Data records:

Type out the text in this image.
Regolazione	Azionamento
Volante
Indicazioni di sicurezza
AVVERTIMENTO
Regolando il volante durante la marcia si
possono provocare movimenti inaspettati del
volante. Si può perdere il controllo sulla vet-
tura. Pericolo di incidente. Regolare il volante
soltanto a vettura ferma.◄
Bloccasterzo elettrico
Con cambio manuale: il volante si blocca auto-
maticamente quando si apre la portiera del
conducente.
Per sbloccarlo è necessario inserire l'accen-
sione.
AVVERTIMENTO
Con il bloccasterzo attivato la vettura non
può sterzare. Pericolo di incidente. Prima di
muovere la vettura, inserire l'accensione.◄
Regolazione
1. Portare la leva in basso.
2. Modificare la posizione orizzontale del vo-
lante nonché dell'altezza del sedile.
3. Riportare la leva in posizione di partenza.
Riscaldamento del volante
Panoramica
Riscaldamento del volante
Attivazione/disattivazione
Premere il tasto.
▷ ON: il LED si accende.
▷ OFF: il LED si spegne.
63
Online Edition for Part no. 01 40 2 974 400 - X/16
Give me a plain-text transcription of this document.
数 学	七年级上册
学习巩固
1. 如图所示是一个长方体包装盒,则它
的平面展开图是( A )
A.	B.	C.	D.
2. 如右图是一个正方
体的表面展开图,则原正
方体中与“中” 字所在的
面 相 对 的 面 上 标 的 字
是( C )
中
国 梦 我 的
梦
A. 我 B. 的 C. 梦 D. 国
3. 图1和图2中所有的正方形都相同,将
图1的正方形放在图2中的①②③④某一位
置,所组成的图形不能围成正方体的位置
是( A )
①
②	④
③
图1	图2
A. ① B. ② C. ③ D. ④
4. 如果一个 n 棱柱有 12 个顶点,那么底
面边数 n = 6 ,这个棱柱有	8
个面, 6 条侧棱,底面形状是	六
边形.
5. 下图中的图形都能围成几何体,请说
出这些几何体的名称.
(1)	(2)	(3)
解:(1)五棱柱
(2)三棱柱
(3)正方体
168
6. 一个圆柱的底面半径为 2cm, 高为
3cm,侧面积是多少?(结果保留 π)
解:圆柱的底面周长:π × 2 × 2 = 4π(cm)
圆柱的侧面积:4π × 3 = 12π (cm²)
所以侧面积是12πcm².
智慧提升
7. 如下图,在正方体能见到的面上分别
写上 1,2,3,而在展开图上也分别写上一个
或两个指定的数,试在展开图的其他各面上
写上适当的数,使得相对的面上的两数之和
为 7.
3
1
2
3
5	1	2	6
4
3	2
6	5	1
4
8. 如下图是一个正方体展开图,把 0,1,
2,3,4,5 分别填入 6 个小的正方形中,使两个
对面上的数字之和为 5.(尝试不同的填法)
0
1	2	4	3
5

- [DIRECTION] Produce a verbatim transcription of the entries above.

- [REPLY]
Type out the text in this image.
Regolazione	Azionamento
Volante
Indicazioni di sicurezza
AVVERTIMENTO
Regolando il volante durante la marcia si
possono provocare movimenti inaspettati del
volante. Si può perdere il controllo sulla vet-
tura. Pericolo di incidente. Regolare il volante
soltanto a vettura ferma.◄
Bloccasterzo elettrico
Con cambio manuale: il volante si blocca auto-
maticamente quando si apre la portiera del
conducente.
Per sbloccarlo è necessario inserire l'accen-
sione.
AVVERTIMENTO
Con il bloccasterzo attivato la vettura non
può sterzare. Pericolo di incidente. Prima di
muovere la vettura, inserire l'accensione.◄
Regolazione
1. Portare la leva in basso.
2. Modificare la posizione orizzontale del vo-
lante nonché dell'altezza del sedile.
3. Riportare la leva in posizione di partenza.
Riscaldamento del volante
Panoramica
Riscaldamento del volante
Attivazione/disattivazione
Premere il tasto.
▷ ON: il LED si accende.
▷ OFF: il LED si spegne.
63
Online Edition for Part no. 01 40 2 974 400 - X/16
Give me a plain-text transcription of this document.
数 学	七年级上册
学习巩固
1. 如图所示是一个长方体包装盒,则它
的平面展开图是( A )
A.	B.	C.	D.
2. 如右图是一个正方
体的表面展开图,则原正
方体中与“中” 字所在的
面 相 对 的 面 上 标 的 字
是( C )
中
国 梦 我 的
梦
A. 我 B. 的 C. 梦 D. 国
3. 图1和图2中所有的正方形都相同,将
图1的正方形放在图2中的①②③④某一位
置,所组成的图形不能围成正方体的位置
是( A )
①
②	④
③
图1	图2
A. ① B. ② C. ③ D. ④
4. 如果一个 n 棱柱有 12 个顶点,那么底
面边数 n = 6 ,这个棱柱有	8
个面, 6 条侧棱,底面形状是	六
边形.
5. 下图中的图形都能围成几何体,请说
出这些几何体的名称.
(1)	(2)	(3)
解:(1)五棱柱
(2)三棱柱
(3)正方体
168
6. 一个圆柱的底面半径为 2cm, 高为
3cm,侧面积是多少?(结果保留 π)
解:圆柱的底面周长:π × 2 × 2 = 4π(cm)
圆柱的侧面积:4π × 3 = 12π (cm²)
所以侧面积是12πcm².
智慧提升
7. 如下图,在正方体能见到的面上分别
写上 1,2,3,而在展开图上也分别写上一个
或两个指定的数,试在展开图的其他各面上
写上适当的数,使得相对的面上的两数之和
为 7.
3
1
2
3
5	1	2	6
4
3	2
6	5	1
4
8. 如下图是一个正方体展开图,把 0,1,
2,3,4,5 分别填入 6 个小的正方形中,使两个
对面上的数字之和为 5.(尝试不同的填法)
0
1	2	4	3
5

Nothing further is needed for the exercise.